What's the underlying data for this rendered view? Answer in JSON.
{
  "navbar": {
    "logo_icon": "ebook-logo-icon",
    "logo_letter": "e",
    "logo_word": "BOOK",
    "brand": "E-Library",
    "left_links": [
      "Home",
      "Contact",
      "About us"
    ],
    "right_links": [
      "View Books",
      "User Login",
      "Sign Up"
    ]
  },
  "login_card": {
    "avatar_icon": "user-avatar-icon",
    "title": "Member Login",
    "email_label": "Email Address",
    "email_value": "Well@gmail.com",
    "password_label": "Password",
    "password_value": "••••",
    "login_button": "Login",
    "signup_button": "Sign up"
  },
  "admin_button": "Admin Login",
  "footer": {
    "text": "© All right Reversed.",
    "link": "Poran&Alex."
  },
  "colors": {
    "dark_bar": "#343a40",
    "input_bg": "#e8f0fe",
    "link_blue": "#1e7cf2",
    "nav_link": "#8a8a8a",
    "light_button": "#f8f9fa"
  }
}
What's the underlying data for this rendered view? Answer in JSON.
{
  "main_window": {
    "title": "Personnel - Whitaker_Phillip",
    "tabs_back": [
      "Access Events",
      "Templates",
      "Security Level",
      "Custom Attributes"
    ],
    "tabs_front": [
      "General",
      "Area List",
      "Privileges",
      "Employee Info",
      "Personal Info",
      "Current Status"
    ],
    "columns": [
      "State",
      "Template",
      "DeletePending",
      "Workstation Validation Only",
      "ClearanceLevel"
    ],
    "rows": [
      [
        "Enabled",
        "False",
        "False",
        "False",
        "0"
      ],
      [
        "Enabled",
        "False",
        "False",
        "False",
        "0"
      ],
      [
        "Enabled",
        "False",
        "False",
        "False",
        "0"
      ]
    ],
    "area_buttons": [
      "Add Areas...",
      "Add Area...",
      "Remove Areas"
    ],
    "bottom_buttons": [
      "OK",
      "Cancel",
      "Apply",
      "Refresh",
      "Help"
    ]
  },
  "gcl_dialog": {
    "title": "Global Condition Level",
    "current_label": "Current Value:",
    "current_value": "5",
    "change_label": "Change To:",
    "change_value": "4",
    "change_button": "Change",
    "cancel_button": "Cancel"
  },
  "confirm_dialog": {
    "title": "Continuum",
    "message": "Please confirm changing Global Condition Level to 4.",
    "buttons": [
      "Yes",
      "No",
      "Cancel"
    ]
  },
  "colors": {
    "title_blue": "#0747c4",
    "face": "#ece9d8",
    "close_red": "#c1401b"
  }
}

WHAT IS BEING ASKED:
Your task is to repeat the data exactly; please include every line.

RESULT OF THIS EXERCISE:
What's the underlying data for this rendered view? Answer in JSON.
{
  "navbar": {
    "logo_icon": "ebook-logo-icon",
    "logo_letter": "e",
    "logo_word": "BOOK",
    "brand": "E-Library",
    "left_links": [
      "Home",
      "Contact",
      "About us"
    ],
    "right_links": [
      "View Books",
      "User Login",
      "Sign Up"
    ]
  },
  "login_card": {
    "avatar_icon": "user-avatar-icon",
    "title": "Member Login",
    "email_label": "Email Address",
    "email_value": "Well@gmail.com",
    "password_label": "Password",
    "password_value": "••••",
    "login_button": "Login",
    "signup_button": "Sign up"
  },
  "admin_button": "Admin Login",
  "footer": {
    "text": "© All right Reversed.",
    "link": "Poran&Alex."
  },
  "colors": {
    "dark_bar": "#343a40",
    "input_bg": "#e8f0fe",
    "link_blue": "#1e7cf2",
    "nav_link": "#8a8a8a",
    "light_button": "#f8f9fa"
  }
}
What's the underlying data for this rendered view? Answer in JSON.
{
  "main_window": {
    "title": "Personnel - Whitaker_Phillip",
    "tabs_back": [
      "Access Events",
      "Templates",
      "Security Level",
      "Custom Attributes"
    ],
    "tabs_front": [
      "General",
      "Area List",
      "Privileges",
      "Employee Info",
      "Personal Info",
      "Current Status"
    ],
    "columns": [
      "State",
      "Template",
      "DeletePending",
      "Workstation Validation Only",
      "ClearanceLevel"
    ],
    "rows": [
      [
        "Enabled",
        "False",
        "False",
        "False",
        "0"
      ],
      [
        "Enabled",
        "False",
        "False",
        "False",
        "0"
      ],
      [
        "Enabled",
        "False",
        "False",
        "False",
        "0"
      ]
    ],
    "area_buttons": [
      "Add Areas...",
      "Add Area...",
      "Remove Areas"
    ],
    "bottom_buttons": [
      "OK",
      "Cancel",
      "Apply",
      "Refresh",
      "Help"
    ]
  },
  "gcl_dialog": {
    "title": "Global Condition Level",
    "current_label": "Current Value:",
    "current_value": "5",
    "change_label": "Change To:",
    "change_value": "4",
    "change_button": "Change",
    "cancel_button": "Cancel"
  },
  "confirm_dialog": {
    "title": "Continuum",
    "message": "Please confirm changing Global Condition Level to 4.",
    "buttons": [
      "Yes",
      "No",
      "Cancel"
    ]
  },
  "colors": {
    "title_blue": "#0747c4",
    "face": "#ece9d8",
    "close_red": "#c1401b"
  }
}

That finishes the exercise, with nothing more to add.